### LISTING
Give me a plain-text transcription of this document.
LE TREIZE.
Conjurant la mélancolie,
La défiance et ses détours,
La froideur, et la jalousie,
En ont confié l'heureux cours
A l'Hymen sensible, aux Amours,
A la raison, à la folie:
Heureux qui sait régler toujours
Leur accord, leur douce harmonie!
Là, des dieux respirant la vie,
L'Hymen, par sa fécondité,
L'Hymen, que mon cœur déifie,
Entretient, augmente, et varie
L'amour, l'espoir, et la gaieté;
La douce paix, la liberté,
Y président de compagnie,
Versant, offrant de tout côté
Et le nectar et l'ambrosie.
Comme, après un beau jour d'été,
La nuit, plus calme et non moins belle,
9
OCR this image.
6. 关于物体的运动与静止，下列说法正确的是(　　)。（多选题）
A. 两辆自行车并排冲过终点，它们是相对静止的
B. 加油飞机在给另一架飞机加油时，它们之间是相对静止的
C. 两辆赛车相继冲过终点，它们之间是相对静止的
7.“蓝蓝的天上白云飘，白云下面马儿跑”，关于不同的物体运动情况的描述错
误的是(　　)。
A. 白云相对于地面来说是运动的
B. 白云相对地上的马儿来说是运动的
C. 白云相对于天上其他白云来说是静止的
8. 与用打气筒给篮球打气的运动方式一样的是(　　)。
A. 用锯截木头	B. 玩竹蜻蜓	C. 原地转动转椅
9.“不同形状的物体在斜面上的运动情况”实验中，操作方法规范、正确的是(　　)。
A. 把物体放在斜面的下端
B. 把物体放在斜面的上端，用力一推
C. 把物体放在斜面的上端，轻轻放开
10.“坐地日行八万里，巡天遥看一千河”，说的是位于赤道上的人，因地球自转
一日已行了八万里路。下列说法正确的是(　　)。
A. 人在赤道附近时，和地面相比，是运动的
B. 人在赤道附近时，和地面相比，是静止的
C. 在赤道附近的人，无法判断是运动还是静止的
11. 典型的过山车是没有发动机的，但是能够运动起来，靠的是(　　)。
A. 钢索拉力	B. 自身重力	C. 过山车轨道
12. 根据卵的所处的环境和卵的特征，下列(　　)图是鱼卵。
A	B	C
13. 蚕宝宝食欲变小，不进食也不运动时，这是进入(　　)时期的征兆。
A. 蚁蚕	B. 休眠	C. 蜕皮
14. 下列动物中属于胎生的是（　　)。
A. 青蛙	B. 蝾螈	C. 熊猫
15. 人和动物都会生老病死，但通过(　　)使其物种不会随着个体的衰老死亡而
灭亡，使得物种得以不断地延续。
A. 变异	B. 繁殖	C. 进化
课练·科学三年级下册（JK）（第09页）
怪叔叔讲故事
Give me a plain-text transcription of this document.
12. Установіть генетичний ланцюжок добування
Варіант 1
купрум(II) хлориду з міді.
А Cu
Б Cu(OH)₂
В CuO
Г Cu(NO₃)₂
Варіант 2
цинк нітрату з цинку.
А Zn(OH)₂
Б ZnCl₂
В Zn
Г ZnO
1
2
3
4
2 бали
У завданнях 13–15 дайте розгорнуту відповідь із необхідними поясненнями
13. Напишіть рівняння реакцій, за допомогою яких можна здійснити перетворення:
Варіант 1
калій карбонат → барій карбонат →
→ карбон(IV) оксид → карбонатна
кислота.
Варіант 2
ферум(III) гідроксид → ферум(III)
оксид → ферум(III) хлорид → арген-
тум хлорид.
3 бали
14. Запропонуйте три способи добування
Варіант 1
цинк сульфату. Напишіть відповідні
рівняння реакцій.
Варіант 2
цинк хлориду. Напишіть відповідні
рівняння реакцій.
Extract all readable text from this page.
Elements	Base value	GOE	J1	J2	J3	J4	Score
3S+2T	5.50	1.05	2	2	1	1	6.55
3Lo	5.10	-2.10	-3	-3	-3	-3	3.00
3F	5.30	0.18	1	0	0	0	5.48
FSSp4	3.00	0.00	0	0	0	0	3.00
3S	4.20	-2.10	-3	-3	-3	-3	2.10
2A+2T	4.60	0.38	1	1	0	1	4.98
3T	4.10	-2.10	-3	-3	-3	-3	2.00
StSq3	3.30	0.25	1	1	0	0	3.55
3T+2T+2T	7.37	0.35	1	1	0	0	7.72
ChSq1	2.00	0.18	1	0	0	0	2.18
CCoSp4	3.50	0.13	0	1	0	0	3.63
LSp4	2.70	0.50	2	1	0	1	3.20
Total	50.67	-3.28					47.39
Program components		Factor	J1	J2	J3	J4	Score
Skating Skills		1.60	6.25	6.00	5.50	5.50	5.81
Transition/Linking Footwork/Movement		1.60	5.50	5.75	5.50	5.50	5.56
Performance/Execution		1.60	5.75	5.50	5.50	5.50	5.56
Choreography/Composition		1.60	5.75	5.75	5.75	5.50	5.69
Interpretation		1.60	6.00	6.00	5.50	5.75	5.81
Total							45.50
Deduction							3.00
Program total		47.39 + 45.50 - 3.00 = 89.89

### STATED TASK
Print every entry exactly as written.

### WRITTEN REPLY
Give me a plain-text transcription of this document.
LE TREIZE.
Conjurant la mélancolie,
La défiance et ses détours,
La froideur, et la jalousie,
En ont confié l'heureux cours
A l'Hymen sensible, aux Amours,
A la raison, à la folie:
Heureux qui sait régler toujours
Leur accord, leur douce harmonie!
Là, des dieux respirant la vie,
L'Hymen, par sa fécondité,
L'Hymen, que mon cœur déifie,
Entretient, augmente, et varie
L'amour, l'espoir, et la gaieté;
La douce paix, la liberté,
Y président de compagnie,
Versant, offrant de tout côté
Et le nectar et l'ambrosie.
Comme, après un beau jour d'été,
La nuit, plus calme et non moins belle,
9
OCR this image.
6. 关于物体的运动与静止，下列说法正确的是(　　)。（多选题）
A. 两辆自行车并排冲过终点，它们是相对静止的
B. 加油飞机在给另一架飞机加油时，它们之间是相对静止的
C. 两辆赛车相继冲过终点，它们之间是相对静止的
7.“蓝蓝的天上白云飘，白云下面马儿跑”，关于不同的物体运动情况的描述错
误的是(　　)。
A. 白云相对于地面来说是运动的
B. 白云相对地上的马儿来说是运动的
C. 白云相对于天上其他白云来说是静止的
8. 与用打气筒给篮球打气的运动方式一样的是(　　)。
A. 用锯截木头	B. 玩竹蜻蜓	C. 原地转动转椅
9.“不同形状的物体在斜面上的运动情况”实验中，操作方法规范、正确的是(　　)。
A. 把物体放在斜面的下端
B. 把物体放在斜面的上端，用力一推
C. 把物体放在斜面的上端，轻轻放开
10.“坐地日行八万里，巡天遥看一千河”，说的是位于赤道上的人，因地球自转
一日已行了八万里路。下列说法正确的是(　　)。
A. 人在赤道附近时，和地面相比，是运动的
B. 人在赤道附近时，和地面相比，是静止的
C. 在赤道附近的人，无法判断是运动还是静止的
11. 典型的过山车是没有发动机的，但是能够运动起来，靠的是(　　)。
A. 钢索拉力	B. 自身重力	C. 过山车轨道
12. 根据卵的所处的环境和卵的特征，下列(　　)图是鱼卵。
A	B	C
13. 蚕宝宝食欲变小，不进食也不运动时，这是进入(　　)时期的征兆。
A. 蚁蚕	B. 休眠	C. 蜕皮
14. 下列动物中属于胎生的是（　　)。
A. 青蛙	B. 蝾螈	C. 熊猫
15. 人和动物都会生老病死，但通过(　　)使其物种不会随着个体的衰老死亡而
灭亡，使得物种得以不断地延续。
A. 变异	B. 繁殖	C. 进化
课练·科学三年级下册（JK）（第09页）
怪叔叔讲故事
Give me a plain-text transcription of this document.
12. Установіть генетичний ланцюжок добування
Варіант 1
купрум(II) хлориду з міді.
А Cu
Б Cu(OH)₂
В CuO
Г Cu(NO₃)₂
Варіант 2
цинк нітрату з цинку.
А Zn(OH)₂
Б ZnCl₂
В Zn
Г ZnO
1
2
3
4
2 бали
У завданнях 13–15 дайте розгорнуту відповідь із необхідними поясненнями
13. Напишіть рівняння реакцій, за допомогою яких можна здійснити перетворення:
Варіант 1
калій карбонат → барій карбонат →
→ карбон(IV) оксид → карбонатна
кислота.
Варіант 2
ферум(III) гідроксид → ферум(III)
оксид → ферум(III) хлорид → арген-
тум хлорид.
3 бали
14. Запропонуйте три способи добування
Варіант 1
цинк сульфату. Напишіть відповідні
рівняння реакцій.
Варіант 2
цинк хлориду. Напишіть відповідні
рівняння реакцій.
Extract all readable text from this page.
Elements	Base value	GOE	J1	J2	J3	J4	Score
3S+2T	5.50	1.05	2	2	1	1	6.55
3Lo	5.10	-2.10	-3	-3	-3	-3	3.00
3F	5.30	0.18	1	0	0	0	5.48
FSSp4	3.00	0.00	0	0	0	0	3.00
3S	4.20	-2.10	-3	-3	-3	-3	2.10
2A+2T	4.60	0.38	1	1	0	1	4.98
3T	4.10	-2.10	-3	-3	-3	-3	2.00
StSq3	3.30	0.25	1	1	0	0	3.55
3T+2T+2T	7.37	0.35	1	1	0	0	7.72
ChSq1	2.00	0.18	1	0	0	0	2.18
CCoSp4	3.50	0.13	0	1	0	0	3.63
LSp4	2.70	0.50	2	1	0	1	3.20
Total	50.67	-3.28					47.39
Program components		Factor	J1	J2	J3	J4	Score
Skating Skills		1.60	6.25	6.00	5.50	5.50	5.81
Transition/Linking Footwork/Movement		1.60	5.50	5.75	5.50	5.50	5.56
Performance/Execution		1.60	5.75	5.50	5.50	5.50	5.56
Choreography/Composition		1.60	5.75	5.75	5.75	5.50	5.69
Interpretation		1.60	6.00	6.00	5.50	5.75	5.81
Total							45.50
Deduction							3.00
Program total		47.39 + 45.50 - 3.00 = 89.89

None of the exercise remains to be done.